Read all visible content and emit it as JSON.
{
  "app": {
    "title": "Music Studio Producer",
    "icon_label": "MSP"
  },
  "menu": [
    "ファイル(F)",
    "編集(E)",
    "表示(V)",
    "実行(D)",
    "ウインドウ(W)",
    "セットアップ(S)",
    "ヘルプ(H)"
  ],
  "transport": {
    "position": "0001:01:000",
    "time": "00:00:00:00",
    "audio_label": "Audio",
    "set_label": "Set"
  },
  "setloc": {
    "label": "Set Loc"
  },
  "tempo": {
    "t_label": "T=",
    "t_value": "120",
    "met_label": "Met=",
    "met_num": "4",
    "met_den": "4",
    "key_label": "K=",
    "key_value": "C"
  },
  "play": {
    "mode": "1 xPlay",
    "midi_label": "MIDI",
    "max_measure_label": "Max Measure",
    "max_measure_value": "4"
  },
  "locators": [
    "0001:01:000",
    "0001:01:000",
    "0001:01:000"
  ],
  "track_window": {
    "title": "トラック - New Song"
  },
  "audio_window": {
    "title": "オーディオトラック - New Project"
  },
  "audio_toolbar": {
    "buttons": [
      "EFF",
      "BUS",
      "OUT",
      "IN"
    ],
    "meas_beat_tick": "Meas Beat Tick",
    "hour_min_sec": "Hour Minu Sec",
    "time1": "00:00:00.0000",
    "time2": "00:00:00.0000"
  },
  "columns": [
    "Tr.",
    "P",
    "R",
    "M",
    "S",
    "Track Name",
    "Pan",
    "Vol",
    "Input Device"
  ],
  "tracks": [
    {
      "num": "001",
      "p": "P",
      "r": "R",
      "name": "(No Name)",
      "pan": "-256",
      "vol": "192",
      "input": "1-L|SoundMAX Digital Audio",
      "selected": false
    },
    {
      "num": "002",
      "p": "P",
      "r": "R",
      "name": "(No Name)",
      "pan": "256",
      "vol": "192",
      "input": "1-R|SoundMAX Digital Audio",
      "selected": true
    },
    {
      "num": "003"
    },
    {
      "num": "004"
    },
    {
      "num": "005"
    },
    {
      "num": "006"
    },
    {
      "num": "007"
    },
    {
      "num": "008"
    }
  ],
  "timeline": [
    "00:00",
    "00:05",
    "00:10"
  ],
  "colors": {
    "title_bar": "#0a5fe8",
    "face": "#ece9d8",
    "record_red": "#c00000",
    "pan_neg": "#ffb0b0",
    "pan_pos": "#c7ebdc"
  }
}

◆ **What to work on**
Please output the complete data exactly.

◆ **Exercise solution**
Read all visible content and emit it as JSON.
{
  "app": {
    "title": "Music Studio Producer",
    "icon_label": "MSP"
  },
  "menu": [
    "ファイル(F)",
    "編集(E)",
    "表示(V)",
    "実行(D)",
    "ウインドウ(W)",
    "セットアップ(S)",
    "ヘルプ(H)"
  ],
  "transport": {
    "position": "0001:01:000",
    "time": "00:00:00:00",
    "audio_label": "Audio",
    "set_label": "Set"
  },
  "setloc": {
    "label": "Set Loc"
  },
  "tempo": {
    "t_label": "T=",
    "t_value": "120",
    "met_label": "Met=",
    "met_num": "4",
    "met_den": "4",
    "key_label": "K=",
    "key_value": "C"
  },
  "play": {
    "mode": "1 xPlay",
    "midi_label": "MIDI",
    "max_measure_label": "Max Measure",
    "max_measure_value": "4"
  },
  "locators": [
    "0001:01:000",
    "0001:01:000",
    "0001:01:000"
  ],
  "track_window": {
    "title": "トラック - New Song"
  },
  "audio_window": {
    "title": "オーディオトラック - New Project"
  },
  "audio_toolbar": {
    "buttons": [
      "EFF",
      "BUS",
      "OUT",
      "IN"
    ],
    "meas_beat_tick": "Meas Beat Tick",
    "hour_min_sec": "Hour Minu Sec",
    "time1": "00:00:00.0000",
    "time2": "00:00:00.0000"
  },
  "columns": [
    "Tr.",
    "P",
    "R",
    "M",
    "S",
    "Track Name",
    "Pan",
    "Vol",
    "Input Device"
  ],
  "tracks": [
    {
      "num": "001",
      "p": "P",
      "r": "R",
      "name": "(No Name)",
      "pan": "-256",
      "vol": "192",
      "input": "1-L|SoundMAX Digital Audio",
      "selected": false
    },
    {
      "num": "002",
      "p": "P",
      "r": "R",
      "name": "(No Name)",
      "pan": "256",
      "vol": "192",
      "input": "1-R|SoundMAX Digital Audio",
      "selected": true
    },
    {
      "num": "003"
    },
    {
      "num": "004"
    },
    {
      "num": "005"
    },
    {
      "num": "006"
    },
    {
      "num": "007"
    },
    {
      "num": "008"
    }
  ],
  "timeline": [
    "00:00",
    "00:05",
    "00:10"
  ],
  "colors": {
    "title_bar": "#0a5fe8",
    "face": "#ece9d8",
    "record_red": "#c00000",
    "pan_neg": "#ffb0b0",
    "pan_pos": "#c7ebdc"
  }
}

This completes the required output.